_Some records:_
※
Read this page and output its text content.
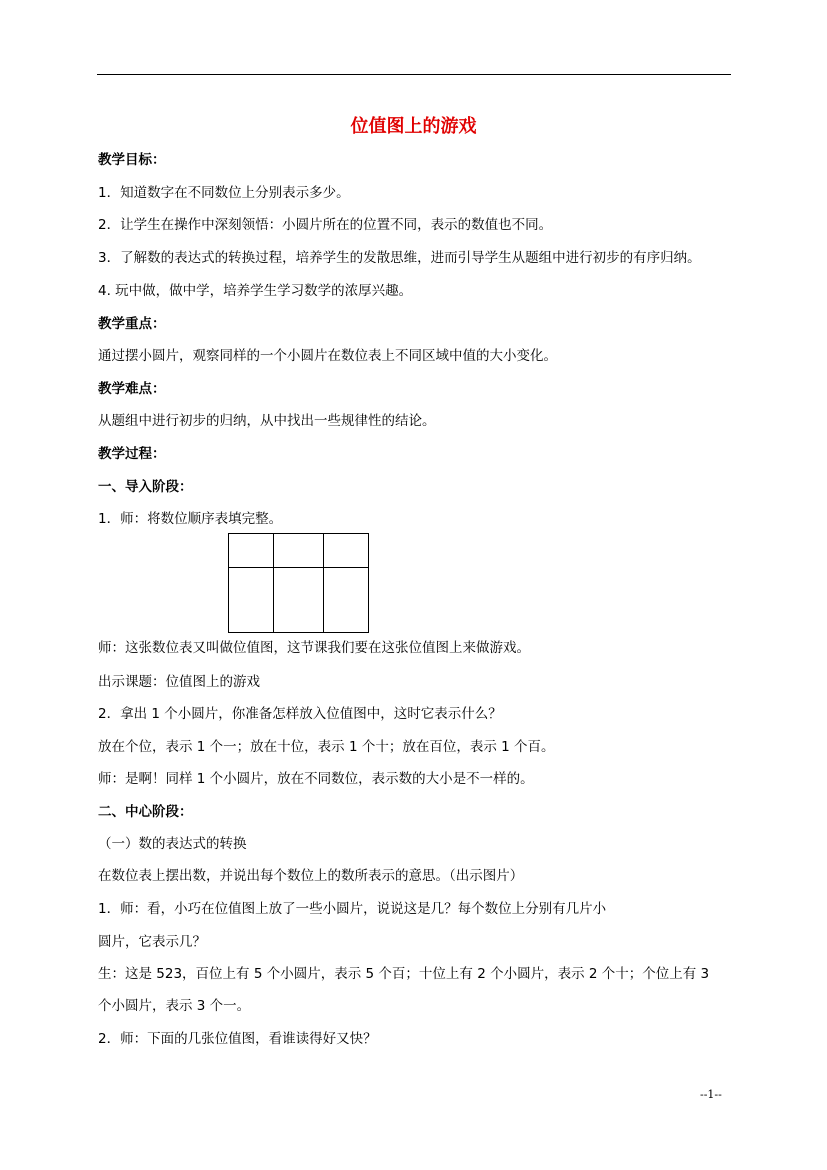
位值图上的游戏
教学目标：
1．知道数字在不同数位上分别表示多少。
2．让学生在操作中深刻领悟：小圆片所在的位置不同，表示的数值也不同。
3．了解数的表达式的转换过程，培养学生的发散思维，进而引导学生从题组中进行初步的有序归纳。
4. 玩中做，做中学，培养学生学习数学的浓厚兴趣。
教学重点：
通过摆小圆片，观察同样的一个小圆片在数位表上不同区域中值的大小变化。
教学难点：
从题组中进行初步的归纳，从中找出一些规律性的结论。
教学过程：
一、导入阶段：
1．师：将数位顺序表填完整。

师：这张数位表又叫做位值图，这节课我们要在这张位值图上来做游戏。
出示课题：位值图上的游戏
2．拿出 1 个小圆片，你准备怎样放入位值图中，这时它表示什么？
放在个位，表示 1 个一；放在十位，表示 1 个十；放在百位，表示 1 个百。
师：是啊！同样 1 个小圆片，放在不同数位，表示数的大小是不一样的。
二、中心阶段：
（一）数的表达式的转换
在数位表上摆出数，并说出每个数位上的数所表示的意思。（出示图片）
1．师：看，小巧在位值图上放了一些小圆片，说说这是几？每个数位上分别有几片小
圆片，它表示几？
生：这是 523，百位上有 5 个小圆片，表示 5 个百；十位上有 2 个小圆片，表示 2 个十；个位上有 3
个小圆片，表示 3 个一。
2．师：下面的几张位值图，看谁读得好又快？
--1--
※
Write out all the entries word for word, but skip any images.

_SOLUTION TO THE PROBLEM:_
Read this page and output its text content.
位值图上的游戏
教学目标：
1．知道数字在不同数位上分别表示多少。
2．让学生在操作中深刻领悟：小圆片所在的位置不同，表示的数值也不同。
3．了解数的表达式的转换过程，培养学生的发散思维，进而引导学生从题组中进行初步的有序归纳。
4. 玩中做，做中学，培养学生学习数学的浓厚兴趣。
教学重点：
通过摆小圆片，观察同样的一个小圆片在数位表上不同区域中值的大小变化。
教学难点：
从题组中进行初步的归纳，从中找出一些规律性的结论。
教学过程：
一、导入阶段：
1．师：将数位顺序表填完整。

师：这张数位表又叫做位值图，这节课我们要在这张位值图上来做游戏。
出示课题：位值图上的游戏
2．拿出 1 个小圆片，你准备怎样放入位值图中，这时它表示什么？
放在个位，表示 1 个一；放在十位，表示 1 个十；放在百位，表示 1 个百。
师：是啊！同样 1 个小圆片，放在不同数位，表示数的大小是不一样的。
二、中心阶段：
（一）数的表达式的转换
在数位表上摆出数，并说出每个数位上的数所表示的意思。（出示图片）
1．师：看，小巧在位值图上放了一些小圆片，说说这是几？每个数位上分别有几片小
圆片，它表示几？
生：这是 523，百位上有 5 个小圆片，表示 5 个百；十位上有 2 个小圆片，表示 2 个十；个位上有 3
个小圆片，表示 3 个一。
2．师：下面的几张位值图，看谁读得好又快？
--1--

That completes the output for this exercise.